[Bounding box prediction data]
····················
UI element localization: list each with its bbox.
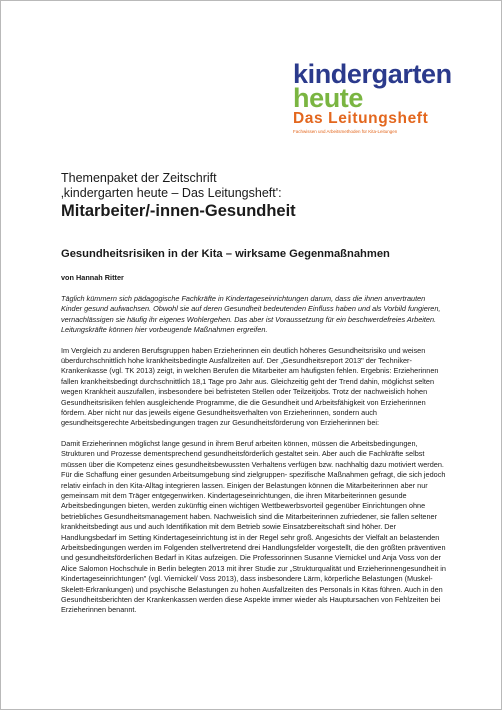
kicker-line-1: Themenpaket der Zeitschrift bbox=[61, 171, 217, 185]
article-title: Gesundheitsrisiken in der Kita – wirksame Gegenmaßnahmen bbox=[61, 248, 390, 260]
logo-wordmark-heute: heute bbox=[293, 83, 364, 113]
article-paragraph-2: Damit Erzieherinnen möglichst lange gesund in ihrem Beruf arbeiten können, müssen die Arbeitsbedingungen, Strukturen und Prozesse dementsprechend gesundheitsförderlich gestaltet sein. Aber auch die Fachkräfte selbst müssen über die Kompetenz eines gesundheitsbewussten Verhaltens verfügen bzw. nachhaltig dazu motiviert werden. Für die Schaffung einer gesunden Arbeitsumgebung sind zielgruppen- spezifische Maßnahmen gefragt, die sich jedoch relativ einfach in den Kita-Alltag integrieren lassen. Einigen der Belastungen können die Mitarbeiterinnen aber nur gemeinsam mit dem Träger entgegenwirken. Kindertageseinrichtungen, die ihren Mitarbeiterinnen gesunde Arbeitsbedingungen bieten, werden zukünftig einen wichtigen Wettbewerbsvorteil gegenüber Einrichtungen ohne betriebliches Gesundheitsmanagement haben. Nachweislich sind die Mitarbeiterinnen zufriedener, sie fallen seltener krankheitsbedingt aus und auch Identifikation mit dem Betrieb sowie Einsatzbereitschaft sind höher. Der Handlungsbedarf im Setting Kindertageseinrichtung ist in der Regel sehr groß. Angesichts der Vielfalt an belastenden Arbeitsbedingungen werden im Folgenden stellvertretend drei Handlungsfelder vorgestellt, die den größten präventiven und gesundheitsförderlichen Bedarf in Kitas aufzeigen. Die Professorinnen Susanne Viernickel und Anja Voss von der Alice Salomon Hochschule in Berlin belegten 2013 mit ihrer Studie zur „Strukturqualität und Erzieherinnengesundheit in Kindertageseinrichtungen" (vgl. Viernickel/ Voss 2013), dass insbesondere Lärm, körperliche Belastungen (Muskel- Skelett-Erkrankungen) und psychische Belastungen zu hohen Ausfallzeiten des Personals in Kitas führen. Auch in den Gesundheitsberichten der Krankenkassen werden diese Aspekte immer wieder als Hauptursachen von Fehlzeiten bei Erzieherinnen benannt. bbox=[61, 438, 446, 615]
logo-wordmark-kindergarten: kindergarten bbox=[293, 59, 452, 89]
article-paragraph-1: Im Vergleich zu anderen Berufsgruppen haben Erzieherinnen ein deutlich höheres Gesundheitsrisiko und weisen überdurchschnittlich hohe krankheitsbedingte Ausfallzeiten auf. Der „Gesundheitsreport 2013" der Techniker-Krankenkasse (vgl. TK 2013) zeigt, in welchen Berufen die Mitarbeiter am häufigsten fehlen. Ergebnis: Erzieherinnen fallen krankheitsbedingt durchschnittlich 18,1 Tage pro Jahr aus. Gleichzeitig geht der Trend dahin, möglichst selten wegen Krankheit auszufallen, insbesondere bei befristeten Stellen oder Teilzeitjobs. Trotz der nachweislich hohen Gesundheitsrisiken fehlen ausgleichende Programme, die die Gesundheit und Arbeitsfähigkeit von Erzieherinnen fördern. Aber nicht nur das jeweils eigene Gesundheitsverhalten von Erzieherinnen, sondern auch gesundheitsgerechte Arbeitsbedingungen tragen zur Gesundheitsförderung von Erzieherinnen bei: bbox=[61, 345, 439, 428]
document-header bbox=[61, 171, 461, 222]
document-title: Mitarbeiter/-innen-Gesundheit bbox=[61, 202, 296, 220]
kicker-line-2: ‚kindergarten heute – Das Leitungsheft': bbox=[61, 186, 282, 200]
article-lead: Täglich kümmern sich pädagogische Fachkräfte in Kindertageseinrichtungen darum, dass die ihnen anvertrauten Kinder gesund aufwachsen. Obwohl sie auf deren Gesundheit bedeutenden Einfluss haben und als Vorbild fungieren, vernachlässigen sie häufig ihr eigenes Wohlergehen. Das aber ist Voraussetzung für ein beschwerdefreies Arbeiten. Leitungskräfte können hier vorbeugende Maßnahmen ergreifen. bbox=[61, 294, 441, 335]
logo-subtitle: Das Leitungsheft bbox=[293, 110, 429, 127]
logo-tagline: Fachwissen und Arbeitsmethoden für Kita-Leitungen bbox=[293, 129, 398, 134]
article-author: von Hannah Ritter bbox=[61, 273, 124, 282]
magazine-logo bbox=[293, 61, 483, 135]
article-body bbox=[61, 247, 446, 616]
····················
◆ **The problem**
Without the images, output all the entries exactly as they stand.

◆ **Task response**
UI element localization: list each with its bbox.
kicker-line-1: Themenpaket der Zeitschrift bbox=[61, 171, 217, 185]
article-title: Gesundheitsrisiken in der Kita – wirksame Gegenmaßnahmen bbox=[61, 248, 390, 260]
logo-wordmark-heute: heute bbox=[293, 83, 364, 113]
article-paragraph-2: Damit Erzieherinnen möglichst lange gesund in ihrem Beruf arbeiten können, müssen die Arbeitsbedingungen, Strukturen und Prozesse dementsprechend gesundheitsförderlich gestaltet sein. Aber auch die Fachkräfte selbst müssen über die Kompetenz eines gesundheitsbewussten Verhaltens verfügen bzw. nachhaltig dazu motiviert werden. Für die Schaffung einer gesunden Arbeitsumgebung sind zielgruppen- spezifische Maßnahmen gefragt, die sich jedoch relativ einfach in den Kita-Alltag integrieren lassen. Einigen der Belastungen können die Mitarbeiterinnen aber nur gemeinsam mit dem Träger entgegenwirken. Kindertageseinrichtungen, die ihren Mitarbeiterinnen gesunde Arbeitsbedingungen bieten, werden zukünftig einen wichtigen Wettbewerbsvorteil gegenüber Einrichtungen ohne betriebliches Gesundheitsmanagement haben. Nachweislich sind die Mitarbeiterinnen zufriedener, sie fallen seltener krankheitsbedingt aus und auch Identifikation mit dem Betrieb sowie Einsatzbereitschaft sind höher. Der Handlungsbedarf im Setting Kindertageseinrichtung ist in der Regel sehr groß. Angesichts der Vielfalt an belastenden Arbeitsbedingungen werden im Folgenden stellvertretend drei Handlungsfelder vorgestellt, die den größten präventiven und gesundheitsförderlichen Bedarf in Kitas aufzeigen. Die Professorinnen Susanne Viernickel und Anja Voss von der Alice Salomon Hochschule in Berlin belegten 2013 mit ihrer Studie zur „Strukturqualität und Erzieherinnengesundheit in Kindertageseinrichtungen" (vgl. Viernickel/ Voss 2013), dass insbesondere Lärm, körperliche Belastungen (Muskel- Skelett-Erkrankungen) und psychische Belastungen zu hohen Ausfallzeiten des Personals in Kitas führen. Auch in den Gesundheitsberichten der Krankenkassen werden diese Aspekte immer wieder als Hauptursachen von Fehlzeiten bei Erzieherinnen benannt. bbox=[61, 438, 446, 615]
logo-wordmark-kindergarten: kindergarten bbox=[293, 59, 452, 89]
article-paragraph-1: Im Vergleich zu anderen Berufsgruppen haben Erzieherinnen ein deutlich höheres Gesundheitsrisiko und weisen überdurchschnittlich hohe krankheitsbedingte Ausfallzeiten auf. Der „Gesundheitsreport 2013" der Techniker-Krankenkasse (vgl. TK 2013) zeigt, in welchen Berufen die Mitarbeiter am häufigsten fehlen. Ergebnis: Erzieherinnen fallen krankheitsbedingt durchschnittlich 18,1 Tage pro Jahr aus. Gleichzeitig geht der Trend dahin, möglichst selten wegen Krankheit auszufallen, insbesondere bei befristeten Stellen oder Teilzeitjobs. Trotz der nachweislich hohen Gesundheitsrisiken fehlen ausgleichende Programme, die die Gesundheit und Arbeitsfähigkeit von Erzieherinnen fördern. Aber nicht nur das jeweils eigene Gesundheitsverhalten von Erzieherinnen, sondern auch gesundheitsgerechte Arbeitsbedingungen tragen zur Gesundheitsförderung von Erzieherinnen bei: bbox=[61, 345, 439, 428]
document-header bbox=[61, 171, 461, 222]
document-title: Mitarbeiter/-innen-Gesundheit bbox=[61, 202, 296, 220]
kicker-line-2: ‚kindergarten heute – Das Leitungsheft': bbox=[61, 186, 282, 200]
article-lead: Täglich kümmern sich pädagogische Fachkräfte in Kindertageseinrichtungen darum, dass die ihnen anvertrauten Kinder gesund aufwachsen. Obwohl sie auf deren Gesundheit bedeutenden Einfluss haben und als Vorbild fungieren, vernachlässigen sie häufig ihr eigenes Wohlergehen. Das aber ist Voraussetzung für ein beschwerdefreies Arbeiten. Leitungskräfte können hier vorbeugende Maßnahmen ergreifen. bbox=[61, 294, 441, 335]
logo-subtitle: Das Leitungsheft bbox=[293, 110, 429, 127]
logo-tagline: Fachwissen und Arbeitsmethoden für Kita-Leitungen bbox=[293, 129, 398, 134]
article-author: von Hannah Ritter bbox=[61, 273, 124, 282]
magazine-logo bbox=[293, 61, 483, 135]
article-body bbox=[61, 247, 446, 616]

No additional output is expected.